** Start of Supplied data **

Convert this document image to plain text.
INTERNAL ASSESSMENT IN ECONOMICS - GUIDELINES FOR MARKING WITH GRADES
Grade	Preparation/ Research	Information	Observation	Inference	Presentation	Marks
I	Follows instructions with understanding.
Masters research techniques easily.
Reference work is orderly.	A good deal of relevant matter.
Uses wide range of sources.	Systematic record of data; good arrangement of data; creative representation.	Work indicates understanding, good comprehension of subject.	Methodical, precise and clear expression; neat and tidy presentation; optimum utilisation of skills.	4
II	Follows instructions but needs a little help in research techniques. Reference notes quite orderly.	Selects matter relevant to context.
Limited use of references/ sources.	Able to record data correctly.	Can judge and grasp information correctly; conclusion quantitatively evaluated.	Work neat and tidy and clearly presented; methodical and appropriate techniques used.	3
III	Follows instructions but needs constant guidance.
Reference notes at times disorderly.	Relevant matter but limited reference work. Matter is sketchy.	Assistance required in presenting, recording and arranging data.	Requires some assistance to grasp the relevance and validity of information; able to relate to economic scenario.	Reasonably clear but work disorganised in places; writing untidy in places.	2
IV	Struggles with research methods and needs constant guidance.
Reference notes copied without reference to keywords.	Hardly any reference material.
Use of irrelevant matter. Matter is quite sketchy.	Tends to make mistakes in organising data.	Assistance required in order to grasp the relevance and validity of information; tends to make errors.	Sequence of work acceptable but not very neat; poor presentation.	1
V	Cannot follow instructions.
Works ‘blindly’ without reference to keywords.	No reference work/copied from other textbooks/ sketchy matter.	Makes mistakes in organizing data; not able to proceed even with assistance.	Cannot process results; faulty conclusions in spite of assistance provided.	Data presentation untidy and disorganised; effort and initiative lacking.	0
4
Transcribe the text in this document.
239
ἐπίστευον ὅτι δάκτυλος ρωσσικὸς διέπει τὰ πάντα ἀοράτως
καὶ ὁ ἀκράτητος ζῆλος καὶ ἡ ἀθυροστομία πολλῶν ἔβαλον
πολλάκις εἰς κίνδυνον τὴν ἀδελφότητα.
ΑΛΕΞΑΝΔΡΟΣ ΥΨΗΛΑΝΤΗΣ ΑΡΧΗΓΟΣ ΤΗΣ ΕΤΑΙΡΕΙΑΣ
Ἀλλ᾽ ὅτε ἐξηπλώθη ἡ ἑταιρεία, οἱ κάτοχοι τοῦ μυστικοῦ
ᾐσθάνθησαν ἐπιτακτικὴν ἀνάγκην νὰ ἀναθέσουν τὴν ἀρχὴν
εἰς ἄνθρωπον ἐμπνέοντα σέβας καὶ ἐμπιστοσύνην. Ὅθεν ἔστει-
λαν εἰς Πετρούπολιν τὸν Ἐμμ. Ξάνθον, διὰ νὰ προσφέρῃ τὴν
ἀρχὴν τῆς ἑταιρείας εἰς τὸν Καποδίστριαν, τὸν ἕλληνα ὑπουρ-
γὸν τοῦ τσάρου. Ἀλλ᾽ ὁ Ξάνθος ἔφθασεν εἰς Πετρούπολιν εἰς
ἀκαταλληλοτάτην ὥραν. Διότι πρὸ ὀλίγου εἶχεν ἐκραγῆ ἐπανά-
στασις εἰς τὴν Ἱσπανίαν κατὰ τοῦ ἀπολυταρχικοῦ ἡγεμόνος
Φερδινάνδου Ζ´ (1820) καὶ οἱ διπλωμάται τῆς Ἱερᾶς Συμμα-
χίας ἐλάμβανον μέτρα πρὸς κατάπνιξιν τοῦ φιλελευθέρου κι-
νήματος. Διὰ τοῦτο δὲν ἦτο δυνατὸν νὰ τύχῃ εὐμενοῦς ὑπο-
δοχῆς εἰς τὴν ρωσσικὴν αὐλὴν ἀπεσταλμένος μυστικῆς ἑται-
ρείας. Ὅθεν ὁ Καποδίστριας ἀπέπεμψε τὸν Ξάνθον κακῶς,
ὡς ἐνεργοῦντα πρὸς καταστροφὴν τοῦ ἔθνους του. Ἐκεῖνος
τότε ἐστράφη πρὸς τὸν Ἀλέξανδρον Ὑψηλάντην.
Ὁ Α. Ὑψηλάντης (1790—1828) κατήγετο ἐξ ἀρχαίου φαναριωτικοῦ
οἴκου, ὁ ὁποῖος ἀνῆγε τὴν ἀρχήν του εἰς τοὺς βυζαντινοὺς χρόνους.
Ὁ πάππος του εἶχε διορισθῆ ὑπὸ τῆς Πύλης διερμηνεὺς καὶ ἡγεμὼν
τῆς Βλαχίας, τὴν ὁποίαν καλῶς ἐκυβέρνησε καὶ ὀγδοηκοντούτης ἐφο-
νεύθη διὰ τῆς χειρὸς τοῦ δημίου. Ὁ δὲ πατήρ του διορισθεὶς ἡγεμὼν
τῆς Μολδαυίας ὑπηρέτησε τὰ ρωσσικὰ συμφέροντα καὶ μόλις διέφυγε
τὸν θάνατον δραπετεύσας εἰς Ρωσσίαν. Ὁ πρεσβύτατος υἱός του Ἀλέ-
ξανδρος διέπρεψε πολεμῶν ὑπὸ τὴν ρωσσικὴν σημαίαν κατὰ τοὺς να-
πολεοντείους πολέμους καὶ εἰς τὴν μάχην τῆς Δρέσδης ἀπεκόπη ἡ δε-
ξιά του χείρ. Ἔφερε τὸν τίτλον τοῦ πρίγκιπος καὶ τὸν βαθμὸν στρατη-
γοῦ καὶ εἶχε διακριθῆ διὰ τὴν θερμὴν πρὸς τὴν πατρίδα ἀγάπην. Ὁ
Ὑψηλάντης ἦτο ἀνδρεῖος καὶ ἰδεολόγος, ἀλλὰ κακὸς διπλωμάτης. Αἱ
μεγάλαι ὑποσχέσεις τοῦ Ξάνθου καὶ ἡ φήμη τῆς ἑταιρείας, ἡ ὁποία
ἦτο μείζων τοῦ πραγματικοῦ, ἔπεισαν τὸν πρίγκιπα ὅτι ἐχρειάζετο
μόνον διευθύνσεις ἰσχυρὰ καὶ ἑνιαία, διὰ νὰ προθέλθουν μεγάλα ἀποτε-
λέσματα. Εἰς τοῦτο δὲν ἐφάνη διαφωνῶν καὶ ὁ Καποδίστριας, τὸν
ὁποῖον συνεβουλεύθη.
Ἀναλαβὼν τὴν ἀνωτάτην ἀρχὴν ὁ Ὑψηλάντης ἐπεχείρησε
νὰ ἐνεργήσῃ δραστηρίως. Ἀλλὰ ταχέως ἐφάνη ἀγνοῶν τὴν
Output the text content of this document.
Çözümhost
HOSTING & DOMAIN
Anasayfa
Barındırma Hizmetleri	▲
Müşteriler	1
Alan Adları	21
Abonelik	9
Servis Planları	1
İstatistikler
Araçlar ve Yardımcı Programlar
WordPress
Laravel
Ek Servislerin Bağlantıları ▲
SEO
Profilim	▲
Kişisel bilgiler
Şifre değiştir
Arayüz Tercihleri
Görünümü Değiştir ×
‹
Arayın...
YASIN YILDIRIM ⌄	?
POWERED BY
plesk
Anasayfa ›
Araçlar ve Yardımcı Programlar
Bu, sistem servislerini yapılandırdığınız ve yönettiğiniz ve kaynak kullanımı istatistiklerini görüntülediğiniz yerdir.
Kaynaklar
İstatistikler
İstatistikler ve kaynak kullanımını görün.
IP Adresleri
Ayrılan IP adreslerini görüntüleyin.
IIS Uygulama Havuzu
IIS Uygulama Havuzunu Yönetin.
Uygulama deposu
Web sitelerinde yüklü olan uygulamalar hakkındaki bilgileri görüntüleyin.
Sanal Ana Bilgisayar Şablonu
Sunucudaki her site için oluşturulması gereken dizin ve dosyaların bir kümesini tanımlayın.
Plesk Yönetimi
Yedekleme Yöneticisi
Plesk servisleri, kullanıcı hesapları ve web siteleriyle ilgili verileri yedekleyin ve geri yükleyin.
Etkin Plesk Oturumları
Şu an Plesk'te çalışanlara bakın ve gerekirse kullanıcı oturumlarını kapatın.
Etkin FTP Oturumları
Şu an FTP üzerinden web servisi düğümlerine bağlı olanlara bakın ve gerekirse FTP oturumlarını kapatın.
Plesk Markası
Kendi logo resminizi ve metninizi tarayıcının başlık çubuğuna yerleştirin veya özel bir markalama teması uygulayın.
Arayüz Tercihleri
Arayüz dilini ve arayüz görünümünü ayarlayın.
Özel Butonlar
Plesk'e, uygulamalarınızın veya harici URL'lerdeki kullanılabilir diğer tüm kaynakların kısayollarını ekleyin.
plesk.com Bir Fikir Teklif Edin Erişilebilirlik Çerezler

** End of Supplied data **

(What the task requires) Gather and copy every line of the data in which the string "understanding" is found.

(Exercise result)
I	Follows instructions with understanding.
Uses wide range of sources.	Systematic record of data; good arrangement of data; creative representation.	Work indicates understanding, good comprehension of subject.	Methodical, precise and clear expression; neat and tidy presentation; optimum utilisation of skills.	4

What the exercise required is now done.